[Dataset entries]
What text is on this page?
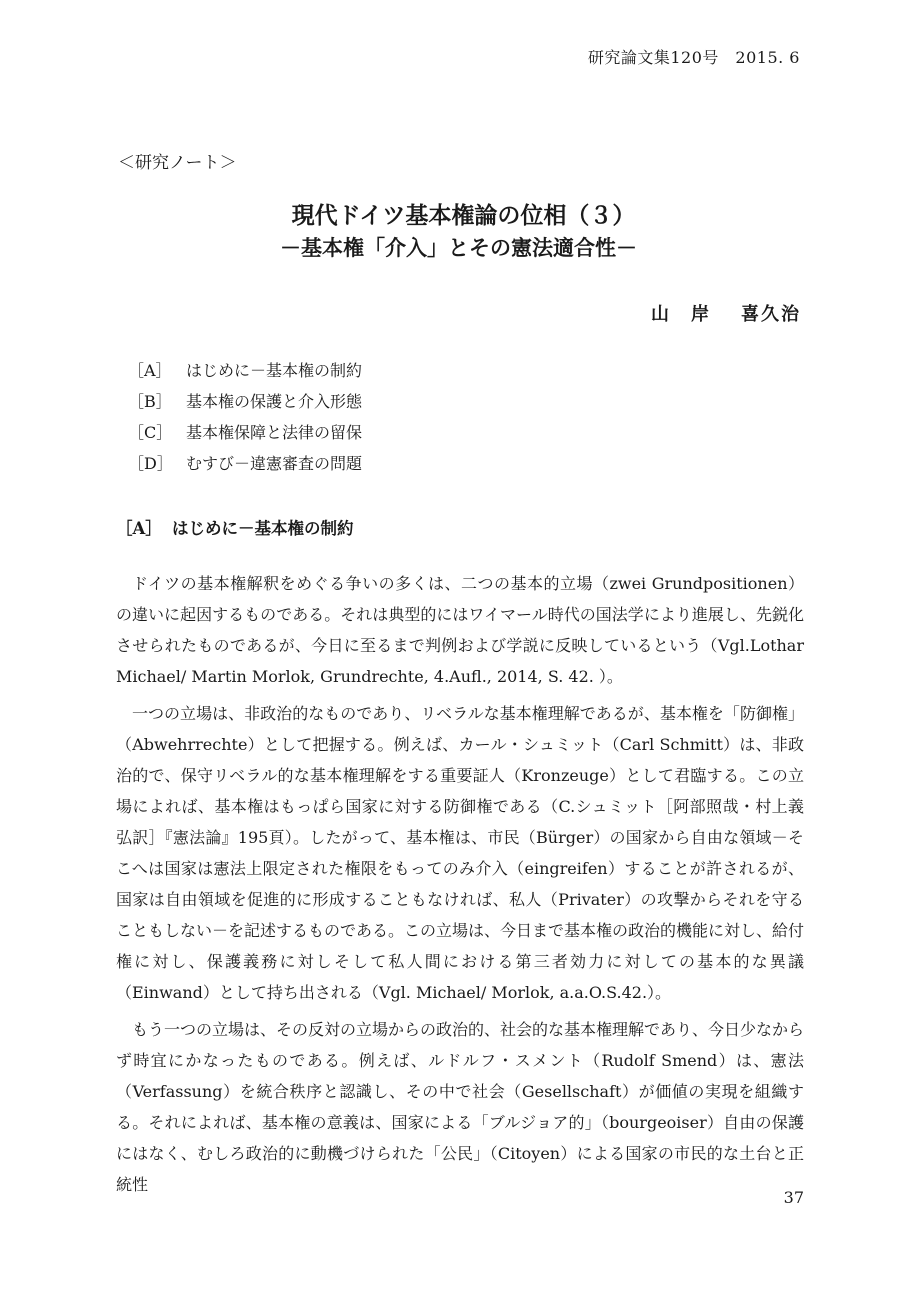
研究論文集120号　2015. 6
＜研究ノート＞
現代ドイツ基本権論の位相（３）
－基本権「介入」とその憲法適合性－
山　岸 喜久治
［A］ はじめに－基本権の制約
［B］ 基本権の保護と介入形態
［C］ 基本権保障と法律の留保
［D］ むすび－違憲審査の問題
［A］ はじめに－基本権の制約

ドイツの基本権解釈をめぐる争いの多くは、二つの基本的立場（zwei Grundpositionen）の違いに起因するものである。それは典型的にはワイマール時代の国法学により進展し、先鋭化させられたものであるが、今日に至るまで判例および学説に反映しているという（Vgl.Lothar Michael/ Martin Morlok, Grundrechte, 4.Aufl., 2014, S. 42. ）。

一つの立場は、非政治的なものであり、リベラルな基本権理解であるが、基本権を「防御権」（Abwehrrechte）として把握する。例えば、カール・シュミット（Carl Schmitt）は、非政治的で、保守リベラル的な基本権理解をする重要証人（Kronzeuge）として君臨する。この立場によれば、基本権はもっぱら国家に対する防御権である（C.シュミット［阿部照哉・村上義弘訳］『憲法論』195頁）。したがって、基本権は、市民（Bürger）の国家から自由な領域－そこへは国家は憲法上限定された権限をもってのみ介入（eingreifen）することが許されるが、国家は自由領域を促進的に形成することもなければ、私人（Privater）の攻撃からそれを守ることもしない－を記述するものである。この立場は、今日まで基本権の政治的機能に対し、給付権に対し、保護義務に対しそして私人間における第三者効力に対しての基本的な異議（Einwand）として持ち出される（Vgl. Michael/ Morlok, a.a.O.S.42.）。

もう一つの立場は、その反対の立場からの政治的、社会的な基本権理解であり、今日少なからず時宜にかなったものである。例えば、ルドルフ・スメント（Rudolf Smend）は、憲法（Verfassung）を統合秩序と認識し、その中で社会（Gesellschaft）が価値の実現を組織する。それによれば、基本権の意義は、国家による「ブルジョア的」（bourgeoiser）自由の保護にはなく、むしろ政治的に動機づけられた「公民」（Citoyen）による国家の市民的な土台と正統性

37
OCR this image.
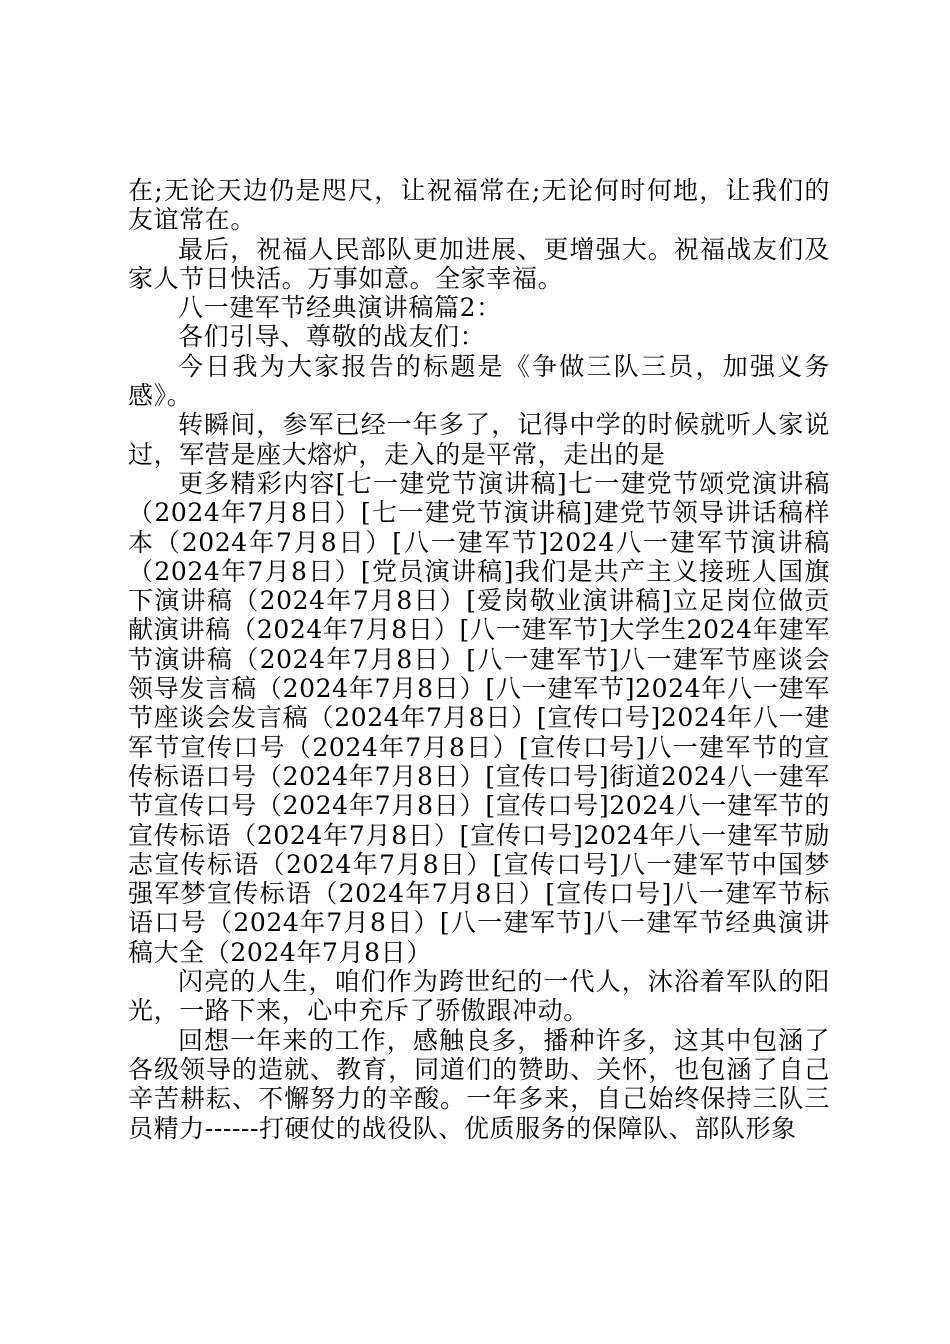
在;无论天边仍是咫尺，让祝福常在;无论何时何地，让我们的友谊常在。

最后，祝福人民部队更加进展、更增强大。祝福战友们及家人节日快活。万事如意。全家幸福。

八一建军节经典演讲稿篇2：

各们引导、尊敬的战友们：

今日我为大家报告的标题是《争做三队三员，加强义务感》。

转瞬间，参军已经一年多了，记得中学的时候就听人家说过，军营是座大熔炉，走入的是平常，走出的是

更多精彩内容[七一建党节演讲稿]七一建党节颂党演讲稿（2024年7月8日）[七一建党节演讲稿]建党节领导讲话稿样本（2024年7月8日）[八一建军节]2024八一建军节演讲稿（2024年7月8日）[党员演讲稿]我们是共产主义接班人国旗下演讲稿（2024年7月8日）[爱岗敬业演讲稿]立足岗位做贡献演讲稿（2024年7月8日）[八一建军节]大学生2024年建军节演讲稿（2024年7月8日）[八一建军节]八一建军节座谈会领导发言稿（2024年7月8日）[八一建军节]2024年八一建军节座谈会发言稿（2024年7月8日）[宣传口号]2024年八一建军节宣传口号（2024年7月8日）[宣传口号]八一建军节的宣传标语口号（2024年7月8日）[宣传口号]街道2024八一建军节宣传口号（2024年7月8日）[宣传口号]2024八一建军节的宣传标语（2024年7月8日）[宣传口号]2024年八一建军节励志宣传标语（2024年7月8日）[宣传口号]八一建军节中国梦强军梦宣传标语（2024年7月8日）[宣传口号]八一建军节标语口号（2024年7月8日）[八一建军节]八一建军节经典演讲稿大全（2024年7月8日）

闪亮的人生，咱们作为跨世纪的一代人，沐浴着军队的阳光，一路下来，心中充斥了骄傲跟冲动。

回想一年来的工作，感触良多，播种许多，这其中包涵了各级领导的造就、教育，同道们的赞助、关怀，也包涵了自己辛苦耕耘、不懈努力的辛酸。一年多来，自己始终保持三队三员精力------打硬仗的战役队、优质服务的保障队、部队形象
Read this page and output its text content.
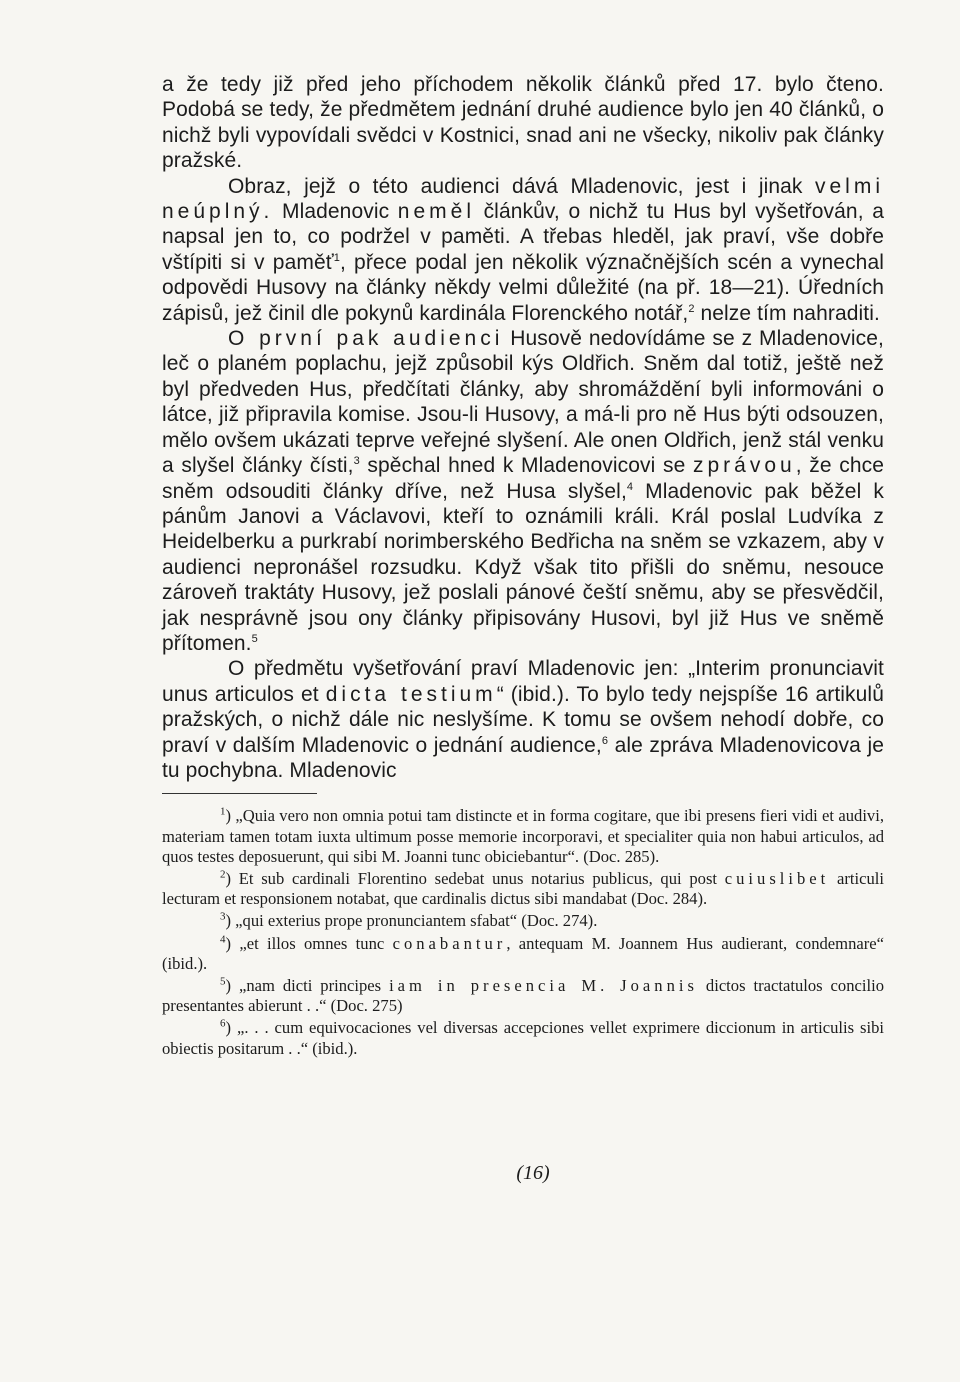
a že tedy již před jeho příchodem několik článků před 17. bylo čteno. Podobá se tedy, že předmětem jednání druhé audience bylo jen 40 článků, o nichž byli vypovídali svědci v Kostnici, snad ani ne všecky, nikoliv pak články pražské.

Obraz, jejž o této audienci dává Mladenovic, jest i jinak velmi neúplný. Mladenovic neměl článkův, o nichž tu Hus byl vyšetřován, a napsal jen to, co podržel v paměti. A třebas hleděl, jak praví, vše dobře vštípiti si v paměť$^1$, přece podal jen několik význačnějších scén a vynechal odpovědi Husovy na články někdy velmi důležité (na př. 18—21). Úředních zápisů, jež činil dle pokynů kardinála Florenckého notář,$^2$ nelze tím nahraditi.

O první pak audienci Husově nedovídáme se z Mladenovice, leč o planém poplachu, jejž způsobil kýs Oldřich. Sněm dal totiž, ještě než byl předveden Hus, předčítati články, aby shromáždění byli informováni o látce, již připravila komise. Jsou-li Husovy, a má-li pro ně Hus býti odsouzen, mělo ovšem ukázati teprve veřejné slyšení. Ale onen Oldřich, jenž stál venku a slyšel články čísti,$^3$ spěchal hned k Mladenovicovi se zprávou, že chce sněm odsouditi články dříve, než Husa slyšel,$^4$ Mladenovic pak běžel k pánům Janovi a Václavovi, kteří to oznámili králi. Král poslal Ludvíka z Heidelberku a purkrabí norimberského Bedřicha na sněm se vzkazem, aby v audienci nepronášel rozsudku. Když však tito přišli do sněmu, nesouce zároveň traktáty Husovy, jež poslali pánové čeští sněmu, aby se přesvědčil, jak nesprávně jsou ony články připisovány Husovi, byl již Hus ve sněmě přítomen.$^5$

O předmětu vyšetřování praví Mladenovic jen: „Interim pronunciavit unus articulos et dicta testium“ (ibid.). To bylo tedy nejspíše 16 artikulů pražských, o nichž dále nic neslyšíme. K tomu se ovšem nehodí dobře, co praví v dalším Mladenovic o jednání audience,$^6$ ale zpráva Mladenovicova je tu pochybna. Mladenovic

$^1$) „Quia vero non omnia potui tam distincte et in forma cogitare, que ibi presens fieri vidi et audivi, materiam tamen totam iuxta ultimum posse memorie incorporavi, et specialiter quia non habui articulos, ad quos testes deposuerunt, qui sibi M. Joanni tunc obiciebantur“. (Doc. 285).

$^2$) Et sub cardinali Florentino sedebat unus notarius publicus, qui post cuiuslibet articuli lecturam et responsionem notabat, que cardinalis dictus sibi mandabat (Doc. 284).

$^3$) „qui exterius prope pronunciantem sfabat“ (Doc. 274).

$^4$) „et illos omnes tunc conabantur, antequam M. Joannem Hus audierant, condemnare“ (ibid.).

$^5$) „nam dicti principes iam in presencia M. Joannis dictos tractatulos concilio presentantes abierunt . .“ (Doc. 275)

$^6$) „. . . cum equivocaciones vel diversas accepciones vellet exprimere diccionum in articulis sibi obiectis positarum . .“ (ibid.).

(16)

→ TASK STATEMENT
Copy out the lines in which the string "articulos" appears.

→ THE RESPONSE
O předmětu vyšetřování praví Mladenovic jen: „Interim pronunciavit unus articulos et dicta testium“ (ibid.). To bylo tedy nejspíše 16 artikulů pražských, o nichž dále nic neslyšíme. K tomu se ovšem nehodí dobře, co praví v dalším Mladenovic o jednání audience,$^6$ ale zpráva Mladenovicova je tu pochybna. Mladenovic
$^1$) „Quia vero non omnia potui tam distincte et in forma cogitare, que ibi presens fieri vidi et audivi, materiam tamen totam iuxta ultimum posse memorie incorporavi, et specialiter quia non habui articulos, ad quos testes deposuerunt, qui sibi M. Joanni tunc obiciebantur“. (Doc. 285).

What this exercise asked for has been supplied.